▶ Written instruction: Return all of the data exactly as written, without the pictures.

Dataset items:
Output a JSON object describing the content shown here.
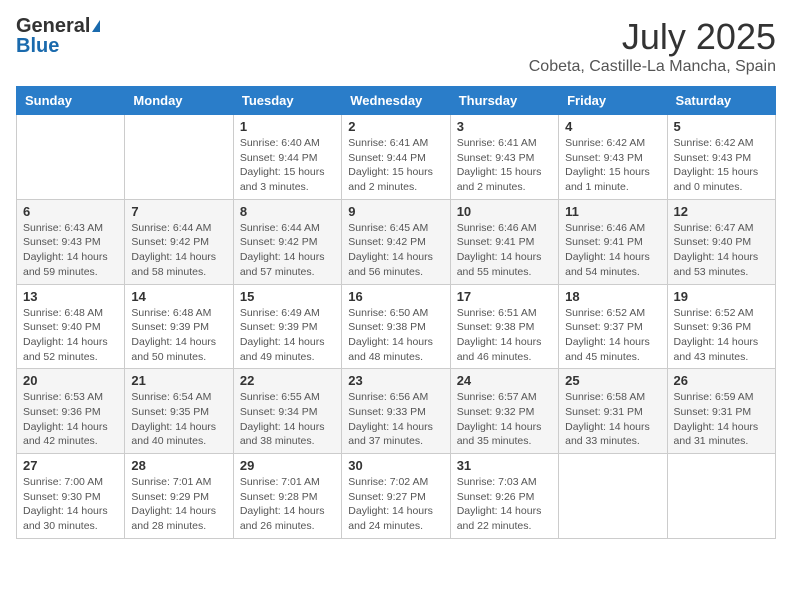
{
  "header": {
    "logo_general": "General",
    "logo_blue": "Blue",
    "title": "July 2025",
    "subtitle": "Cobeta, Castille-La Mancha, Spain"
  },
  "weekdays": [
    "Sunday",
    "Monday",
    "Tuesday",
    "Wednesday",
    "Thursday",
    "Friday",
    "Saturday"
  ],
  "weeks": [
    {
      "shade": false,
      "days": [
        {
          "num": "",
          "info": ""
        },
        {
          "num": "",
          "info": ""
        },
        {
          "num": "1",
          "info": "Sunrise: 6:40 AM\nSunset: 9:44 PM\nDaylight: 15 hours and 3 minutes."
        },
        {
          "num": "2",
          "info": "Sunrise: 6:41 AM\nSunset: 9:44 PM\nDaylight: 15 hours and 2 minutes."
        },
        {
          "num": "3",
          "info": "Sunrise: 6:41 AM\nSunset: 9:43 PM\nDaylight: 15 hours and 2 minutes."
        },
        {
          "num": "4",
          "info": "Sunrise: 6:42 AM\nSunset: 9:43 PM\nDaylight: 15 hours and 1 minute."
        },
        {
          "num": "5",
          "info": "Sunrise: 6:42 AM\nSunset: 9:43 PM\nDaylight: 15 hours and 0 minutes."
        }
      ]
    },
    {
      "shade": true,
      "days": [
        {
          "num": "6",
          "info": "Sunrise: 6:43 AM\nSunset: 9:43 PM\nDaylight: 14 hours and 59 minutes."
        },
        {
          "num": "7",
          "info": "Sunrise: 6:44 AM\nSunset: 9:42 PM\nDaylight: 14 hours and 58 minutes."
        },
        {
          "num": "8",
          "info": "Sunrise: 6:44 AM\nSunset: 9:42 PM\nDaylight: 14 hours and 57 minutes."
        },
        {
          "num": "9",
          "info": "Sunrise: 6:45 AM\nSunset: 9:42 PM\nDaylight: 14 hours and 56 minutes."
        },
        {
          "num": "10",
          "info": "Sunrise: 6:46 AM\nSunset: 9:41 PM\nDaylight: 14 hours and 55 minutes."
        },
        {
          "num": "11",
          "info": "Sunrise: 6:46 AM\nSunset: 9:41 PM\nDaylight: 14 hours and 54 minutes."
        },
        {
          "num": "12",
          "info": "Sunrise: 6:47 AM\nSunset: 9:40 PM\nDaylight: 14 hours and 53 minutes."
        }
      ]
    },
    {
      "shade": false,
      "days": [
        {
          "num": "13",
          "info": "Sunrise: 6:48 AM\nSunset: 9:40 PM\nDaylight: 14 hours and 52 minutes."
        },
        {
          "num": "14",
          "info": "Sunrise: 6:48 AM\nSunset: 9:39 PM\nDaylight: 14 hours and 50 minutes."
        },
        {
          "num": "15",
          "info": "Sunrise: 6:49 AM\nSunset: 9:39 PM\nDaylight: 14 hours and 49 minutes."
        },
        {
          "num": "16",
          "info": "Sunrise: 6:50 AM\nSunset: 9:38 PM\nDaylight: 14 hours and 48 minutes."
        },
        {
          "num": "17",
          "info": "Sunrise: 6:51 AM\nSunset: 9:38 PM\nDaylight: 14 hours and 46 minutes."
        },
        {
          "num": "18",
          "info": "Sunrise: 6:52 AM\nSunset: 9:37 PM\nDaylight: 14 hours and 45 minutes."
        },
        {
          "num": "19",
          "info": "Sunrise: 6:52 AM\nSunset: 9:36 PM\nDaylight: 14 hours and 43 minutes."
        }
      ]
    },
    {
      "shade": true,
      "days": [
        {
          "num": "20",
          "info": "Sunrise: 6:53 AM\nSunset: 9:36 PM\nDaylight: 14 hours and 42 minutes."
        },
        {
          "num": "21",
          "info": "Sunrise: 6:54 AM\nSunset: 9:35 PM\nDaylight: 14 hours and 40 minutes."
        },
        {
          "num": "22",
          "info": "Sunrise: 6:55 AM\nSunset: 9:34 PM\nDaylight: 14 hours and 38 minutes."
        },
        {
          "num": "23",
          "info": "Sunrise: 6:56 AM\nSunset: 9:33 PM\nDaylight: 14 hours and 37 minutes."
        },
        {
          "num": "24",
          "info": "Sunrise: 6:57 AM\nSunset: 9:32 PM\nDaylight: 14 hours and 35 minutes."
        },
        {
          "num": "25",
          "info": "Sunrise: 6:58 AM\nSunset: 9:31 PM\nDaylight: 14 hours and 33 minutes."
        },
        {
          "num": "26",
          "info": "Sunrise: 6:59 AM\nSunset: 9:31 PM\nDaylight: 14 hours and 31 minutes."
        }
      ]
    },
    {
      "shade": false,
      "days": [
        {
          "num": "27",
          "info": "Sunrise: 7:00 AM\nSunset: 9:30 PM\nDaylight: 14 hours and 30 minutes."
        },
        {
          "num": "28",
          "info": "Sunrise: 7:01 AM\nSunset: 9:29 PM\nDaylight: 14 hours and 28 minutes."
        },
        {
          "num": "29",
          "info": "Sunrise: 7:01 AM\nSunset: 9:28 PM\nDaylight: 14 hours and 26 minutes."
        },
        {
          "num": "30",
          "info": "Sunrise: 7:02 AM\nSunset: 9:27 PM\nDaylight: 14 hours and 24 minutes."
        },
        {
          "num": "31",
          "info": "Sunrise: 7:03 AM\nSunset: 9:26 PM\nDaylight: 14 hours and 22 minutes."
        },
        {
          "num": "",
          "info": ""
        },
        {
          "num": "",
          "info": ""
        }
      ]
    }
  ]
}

▶ Solution below:
Output a JSON object describing the content shown here.
{
  "header": {
    "logo_general": "General",
    "logo_blue": "Blue",
    "title": "July 2025",
    "subtitle": "Cobeta, Castille-La Mancha, Spain"
  },
  "weekdays": [
    "Sunday",
    "Monday",
    "Tuesday",
    "Wednesday",
    "Thursday",
    "Friday",
    "Saturday"
  ],
  "weeks": [
    {
      "shade": false,
      "days": [
        {
          "num": "",
          "info": ""
        },
        {
          "num": "",
          "info": ""
        },
        {
          "num": "1",
          "info": "Sunrise: 6:40 AM\nSunset: 9:44 PM\nDaylight: 15 hours and 3 minutes."
        },
        {
          "num": "2",
          "info": "Sunrise: 6:41 AM\nSunset: 9:44 PM\nDaylight: 15 hours and 2 minutes."
        },
        {
          "num": "3",
          "info": "Sunrise: 6:41 AM\nSunset: 9:43 PM\nDaylight: 15 hours and 2 minutes."
        },
        {
          "num": "4",
          "info": "Sunrise: 6:42 AM\nSunset: 9:43 PM\nDaylight: 15 hours and 1 minute."
        },
        {
          "num": "5",
          "info": "Sunrise: 6:42 AM\nSunset: 9:43 PM\nDaylight: 15 hours and 0 minutes."
        }
      ]
    },
    {
      "shade": true,
      "days": [
        {
          "num": "6",
          "info": "Sunrise: 6:43 AM\nSunset: 9:43 PM\nDaylight: 14 hours and 59 minutes."
        },
        {
          "num": "7",
          "info": "Sunrise: 6:44 AM\nSunset: 9:42 PM\nDaylight: 14 hours and 58 minutes."
        },
        {
          "num": "8",
          "info": "Sunrise: 6:44 AM\nSunset: 9:42 PM\nDaylight: 14 hours and 57 minutes."
        },
        {
          "num": "9",
          "info": "Sunrise: 6:45 AM\nSunset: 9:42 PM\nDaylight: 14 hours and 56 minutes."
        },
        {
          "num": "10",
          "info": "Sunrise: 6:46 AM\nSunset: 9:41 PM\nDaylight: 14 hours and 55 minutes."
        },
        {
          "num": "11",
          "info": "Sunrise: 6:46 AM\nSunset: 9:41 PM\nDaylight: 14 hours and 54 minutes."
        },
        {
          "num": "12",
          "info": "Sunrise: 6:47 AM\nSunset: 9:40 PM\nDaylight: 14 hours and 53 minutes."
        }
      ]
    },
    {
      "shade": false,
      "days": [
        {
          "num": "13",
          "info": "Sunrise: 6:48 AM\nSunset: 9:40 PM\nDaylight: 14 hours and 52 minutes."
        },
        {
          "num": "14",
          "info": "Sunrise: 6:48 AM\nSunset: 9:39 PM\nDaylight: 14 hours and 50 minutes."
        },
        {
          "num": "15",
          "info": "Sunrise: 6:49 AM\nSunset: 9:39 PM\nDaylight: 14 hours and 49 minutes."
        },
        {
          "num": "16",
          "info": "Sunrise: 6:50 AM\nSunset: 9:38 PM\nDaylight: 14 hours and 48 minutes."
        },
        {
          "num": "17",
          "info": "Sunrise: 6:51 AM\nSunset: 9:38 PM\nDaylight: 14 hours and 46 minutes."
        },
        {
          "num": "18",
          "info": "Sunrise: 6:52 AM\nSunset: 9:37 PM\nDaylight: 14 hours and 45 minutes."
        },
        {
          "num": "19",
          "info": "Sunrise: 6:52 AM\nSunset: 9:36 PM\nDaylight: 14 hours and 43 minutes."
        }
      ]
    },
    {
      "shade": true,
      "days": [
        {
          "num": "20",
          "info": "Sunrise: 6:53 AM\nSunset: 9:36 PM\nDaylight: 14 hours and 42 minutes."
        },
        {
          "num": "21",
          "info": "Sunrise: 6:54 AM\nSunset: 9:35 PM\nDaylight: 14 hours and 40 minutes."
        },
        {
          "num": "22",
          "info": "Sunrise: 6:55 AM\nSunset: 9:34 PM\nDaylight: 14 hours and 38 minutes."
        },
        {
          "num": "23",
          "info": "Sunrise: 6:56 AM\nSunset: 9:33 PM\nDaylight: 14 hours and 37 minutes."
        },
        {
          "num": "24",
          "info": "Sunrise: 6:57 AM\nSunset: 9:32 PM\nDaylight: 14 hours and 35 minutes."
        },
        {
          "num": "25",
          "info": "Sunrise: 6:58 AM\nSunset: 9:31 PM\nDaylight: 14 hours and 33 minutes."
        },
        {
          "num": "26",
          "info": "Sunrise: 6:59 AM\nSunset: 9:31 PM\nDaylight: 14 hours and 31 minutes."
        }
      ]
    },
    {
      "shade": false,
      "days": [
        {
          "num": "27",
          "info": "Sunrise: 7:00 AM\nSunset: 9:30 PM\nDaylight: 14 hours and 30 minutes."
        },
        {
          "num": "28",
          "info": "Sunrise: 7:01 AM\nSunset: 9:29 PM\nDaylight: 14 hours and 28 minutes."
        },
        {
          "num": "29",
          "info": "Sunrise: 7:01 AM\nSunset: 9:28 PM\nDaylight: 14 hours and 26 minutes."
        },
        {
          "num": "30",
          "info": "Sunrise: 7:02 AM\nSunset: 9:27 PM\nDaylight: 14 hours and 24 minutes."
        },
        {
          "num": "31",
          "info": "Sunrise: 7:03 AM\nSunset: 9:26 PM\nDaylight: 14 hours and 22 minutes."
        },
        {
          "num": "",
          "info": ""
        },
        {
          "num": "",
          "info": ""
        }
      ]
    }
  ]
}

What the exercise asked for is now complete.